Collection entries:
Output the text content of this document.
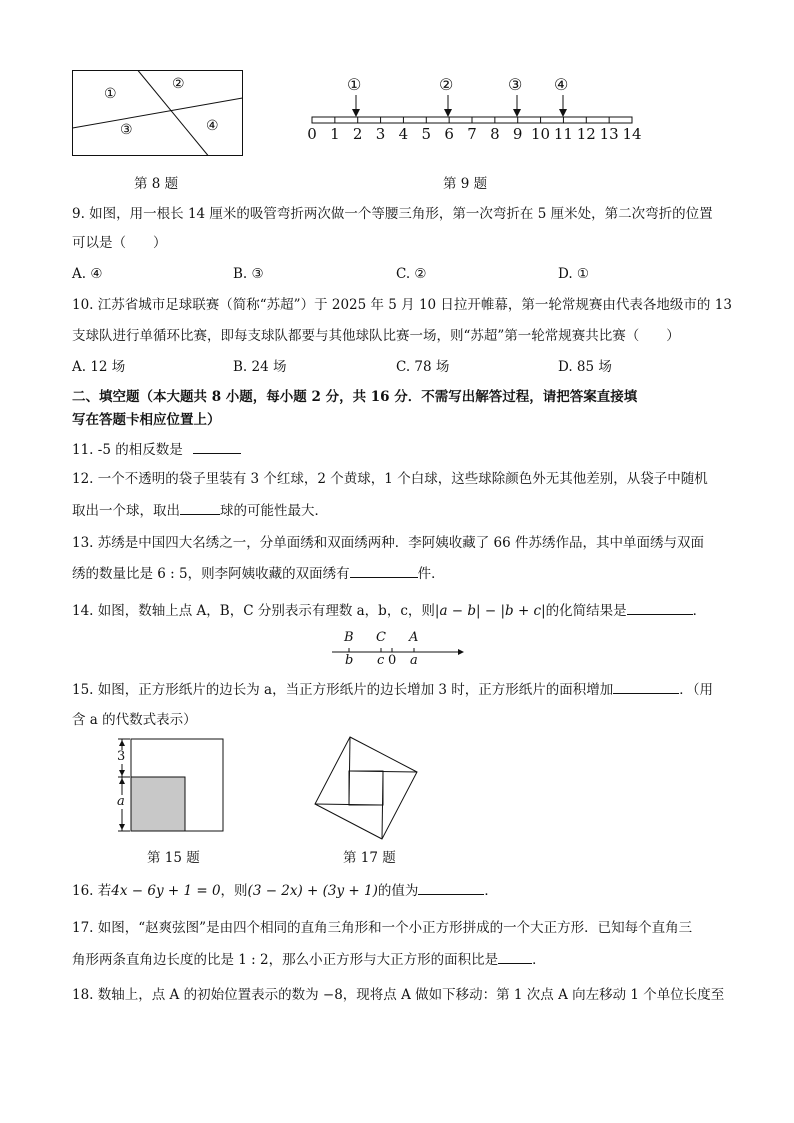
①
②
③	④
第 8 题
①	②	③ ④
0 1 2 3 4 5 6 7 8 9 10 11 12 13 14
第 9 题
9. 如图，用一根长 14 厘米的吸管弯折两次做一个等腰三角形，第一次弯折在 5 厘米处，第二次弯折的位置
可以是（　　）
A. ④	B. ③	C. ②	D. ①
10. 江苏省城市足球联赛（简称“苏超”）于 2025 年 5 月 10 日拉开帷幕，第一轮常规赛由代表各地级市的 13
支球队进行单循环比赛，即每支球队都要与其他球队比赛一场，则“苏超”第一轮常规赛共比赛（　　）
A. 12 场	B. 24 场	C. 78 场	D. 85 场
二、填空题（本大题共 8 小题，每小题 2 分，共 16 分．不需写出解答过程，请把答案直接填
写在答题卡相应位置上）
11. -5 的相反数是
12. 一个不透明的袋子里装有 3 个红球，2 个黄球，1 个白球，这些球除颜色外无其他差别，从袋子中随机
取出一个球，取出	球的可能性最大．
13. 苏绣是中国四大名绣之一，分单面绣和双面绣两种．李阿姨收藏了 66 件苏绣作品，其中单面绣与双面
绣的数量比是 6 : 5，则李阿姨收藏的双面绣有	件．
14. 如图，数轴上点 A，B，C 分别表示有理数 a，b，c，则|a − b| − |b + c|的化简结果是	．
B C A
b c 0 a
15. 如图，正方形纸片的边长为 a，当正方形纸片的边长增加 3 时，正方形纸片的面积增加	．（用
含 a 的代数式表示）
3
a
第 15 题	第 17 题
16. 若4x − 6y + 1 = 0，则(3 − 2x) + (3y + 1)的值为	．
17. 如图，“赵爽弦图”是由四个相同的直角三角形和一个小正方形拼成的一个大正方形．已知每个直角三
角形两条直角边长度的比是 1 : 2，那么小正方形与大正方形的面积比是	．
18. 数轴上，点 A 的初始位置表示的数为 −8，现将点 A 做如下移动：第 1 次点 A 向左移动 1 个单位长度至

* * *

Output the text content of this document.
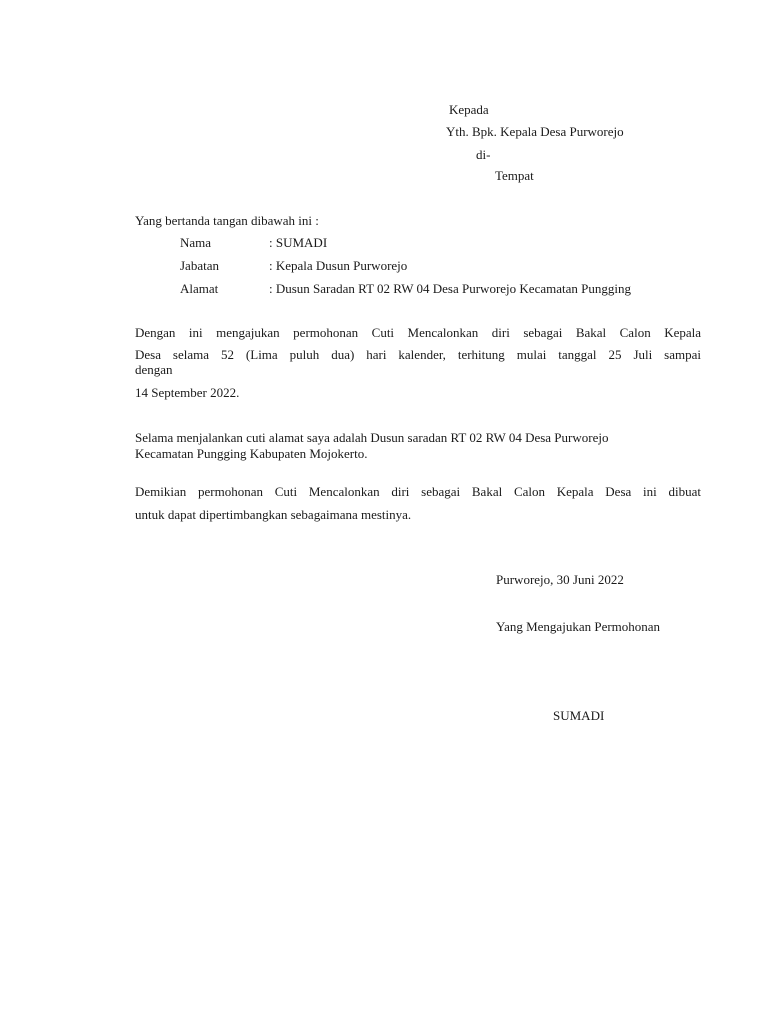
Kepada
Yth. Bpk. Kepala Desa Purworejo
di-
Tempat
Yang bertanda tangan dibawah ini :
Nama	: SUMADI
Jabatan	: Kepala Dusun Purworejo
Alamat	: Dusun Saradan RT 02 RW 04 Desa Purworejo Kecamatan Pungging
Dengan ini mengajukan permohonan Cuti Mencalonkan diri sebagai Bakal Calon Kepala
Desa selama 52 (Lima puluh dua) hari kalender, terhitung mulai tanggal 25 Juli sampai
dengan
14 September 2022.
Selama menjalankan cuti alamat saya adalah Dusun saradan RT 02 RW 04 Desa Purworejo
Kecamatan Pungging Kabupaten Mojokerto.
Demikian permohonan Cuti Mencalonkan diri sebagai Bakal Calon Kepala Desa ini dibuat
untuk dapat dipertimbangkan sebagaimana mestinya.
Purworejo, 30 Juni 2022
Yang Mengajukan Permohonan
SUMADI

→ EXERCISE INSTRUCTIONS
Your answer should be a single number: the count of lines in the data that include the word "Desa".

→ EXPECTED OUTPUT
5